#### [Task brief]
Every record that follows must be duplicated exactly, with images left out.

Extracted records
--- begin ---

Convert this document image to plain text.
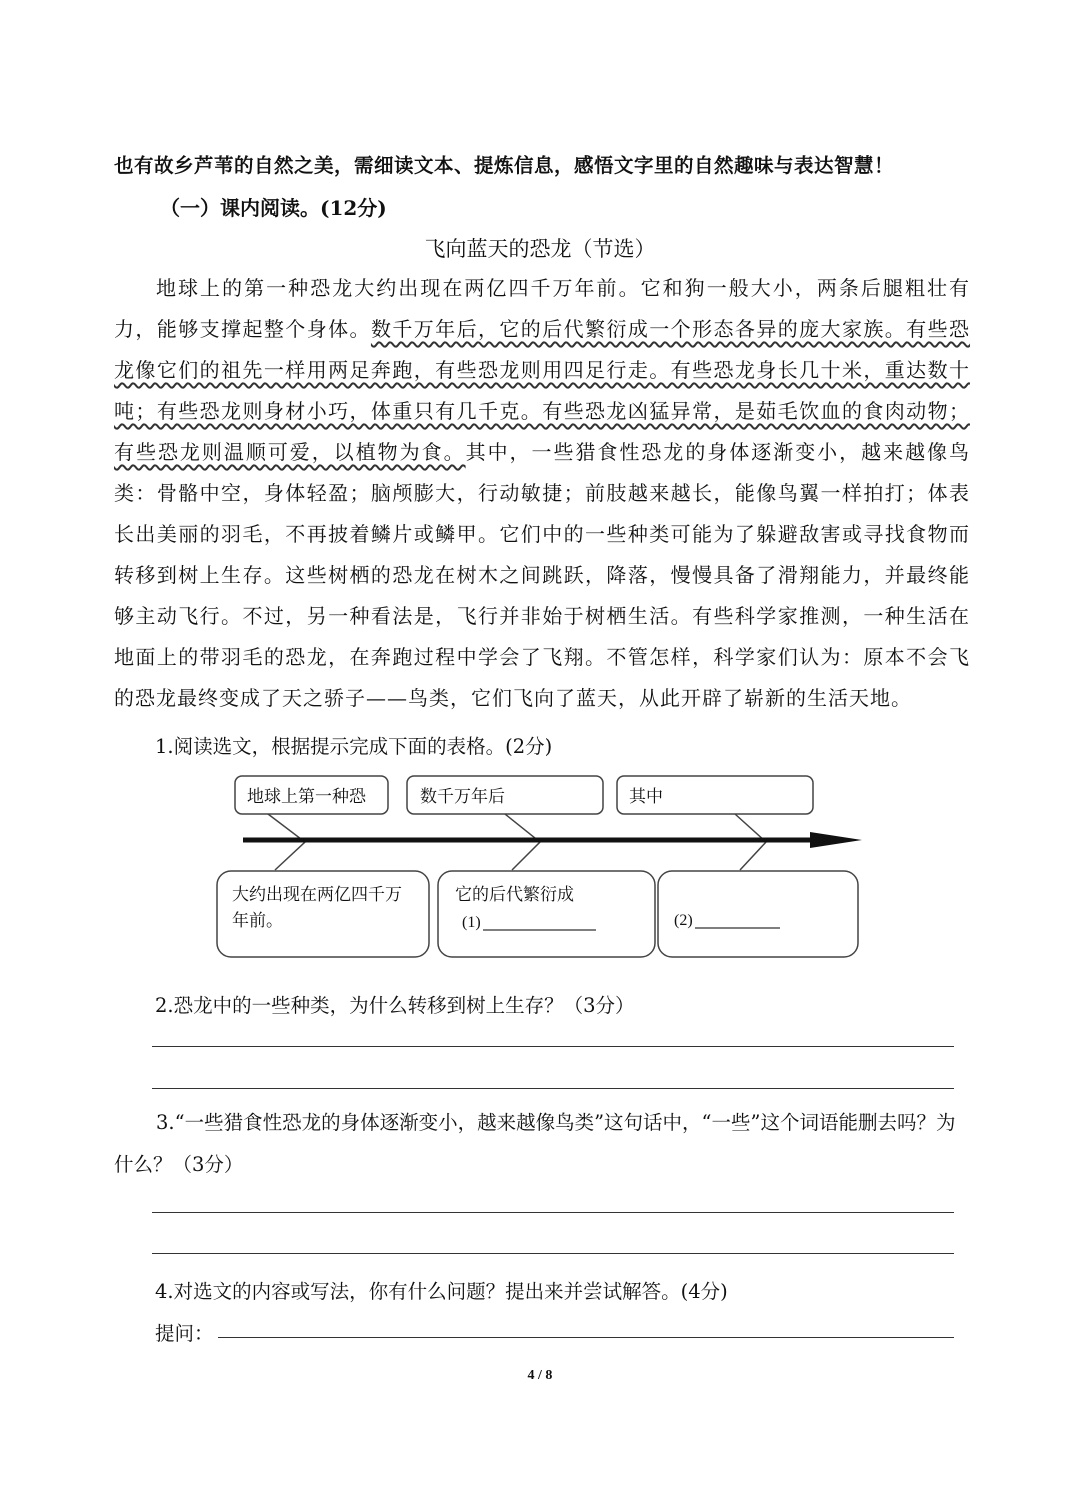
也有故乡芦苇的自然之美，需细读文本、提炼信息，感悟文字里的自然趣味与表达智慧！
（一）课内阅读。(12分)
飞向蓝天的恐龙（节选）

地球上的第一种恐龙大约出现在两亿四千万年前。它和狗一般大小，两条后腿粗壮有力，能够支撑起整个身体。数千万年后，它的后代繁衍成一个形态各异的庞大家族。有些恐龙像它们的祖先一样用两足奔跑，有些恐龙则用四足行走。有些恐龙身长几十米，重达数十吨；有些恐龙则身材小巧，体重只有几千克。有些恐龙凶猛异常，是茹毛饮血的食肉动物；有些恐龙则温顺可爱，以植物为食。其中，一些猎食性恐龙的身体逐渐变小，越来越像鸟类：骨骼中空，身体轻盈；脑颅膨大，行动敏捷；前肢越来越长，能像鸟翼一样拍打；体表长出美丽的羽毛，不再披着鳞片或鳞甲。它们中的一些种类可能为了躲避敌害或寻找食物而转移到树上生存。这些树栖的恐龙在树木之间跳跃，降落，慢慢具备了滑翔能力，并最终能够主动飞行。不过，另一种看法是，飞行并非始于树栖生活。有些科学家推测，一种生活在地面上的带羽毛的恐龙，在奔跑过程中学会了飞翔。不管怎样，科学家们认为：原本不会飞的恐龙最终变成了天之骄子——鸟类，它们飞向了蓝天，从此开辟了崭新的生活天地。

1.阅读选文，根据提示完成下面的表格。(2分)
地球上第一种恐	数千万年后	其中
大约出现在两亿四千万
年前。
它的后代繁衍成
(1)	(2)
2.恐龙中的一些种类，为什么转移到树上生存？（3分）

3.“一些猎食性恐龙的身体逐渐变小，越来越像鸟类”这句话中，“一些”这个词语能删去吗？为什么？（3分）

4.对选文的内容或写法，你有什么问题？提出来并尝试解答。(4分)
提问：
4 / 8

--- end ---

#### [Expected output]
Convert this document image to plain text.
也有故乡芦苇的自然之美，需细读文本、提炼信息，感悟文字里的自然趣味与表达智慧！
（一）课内阅读。(12分)
飞向蓝天的恐龙（节选）

地球上的第一种恐龙大约出现在两亿四千万年前。它和狗一般大小，两条后腿粗壮有力，能够支撑起整个身体。数千万年后，它的后代繁衍成一个形态各异的庞大家族。有些恐龙像它们的祖先一样用两足奔跑，有些恐龙则用四足行走。有些恐龙身长几十米，重达数十吨；有些恐龙则身材小巧，体重只有几千克。有些恐龙凶猛异常，是茹毛饮血的食肉动物；有些恐龙则温顺可爱，以植物为食。其中，一些猎食性恐龙的身体逐渐变小，越来越像鸟类：骨骼中空，身体轻盈；脑颅膨大，行动敏捷；前肢越来越长，能像鸟翼一样拍打；体表长出美丽的羽毛，不再披着鳞片或鳞甲。它们中的一些种类可能为了躲避敌害或寻找食物而转移到树上生存。这些树栖的恐龙在树木之间跳跃，降落，慢慢具备了滑翔能力，并最终能够主动飞行。不过，另一种看法是，飞行并非始于树栖生活。有些科学家推测，一种生活在地面上的带羽毛的恐龙，在奔跑过程中学会了飞翔。不管怎样，科学家们认为：原本不会飞的恐龙最终变成了天之骄子——鸟类，它们飞向了蓝天，从此开辟了崭新的生活天地。

1.阅读选文，根据提示完成下面的表格。(2分)
地球上第一种恐	数千万年后	其中
大约出现在两亿四千万
年前。
它的后代繁衍成
(1)	(2)
2.恐龙中的一些种类，为什么转移到树上生存？（3分）

3.“一些猎食性恐龙的身体逐渐变小，越来越像鸟类”这句话中，“一些”这个词语能删去吗？为什么？（3分）

4.对选文的内容或写法，你有什么问题？提出来并尝试解答。(4分)
提问：
4 / 8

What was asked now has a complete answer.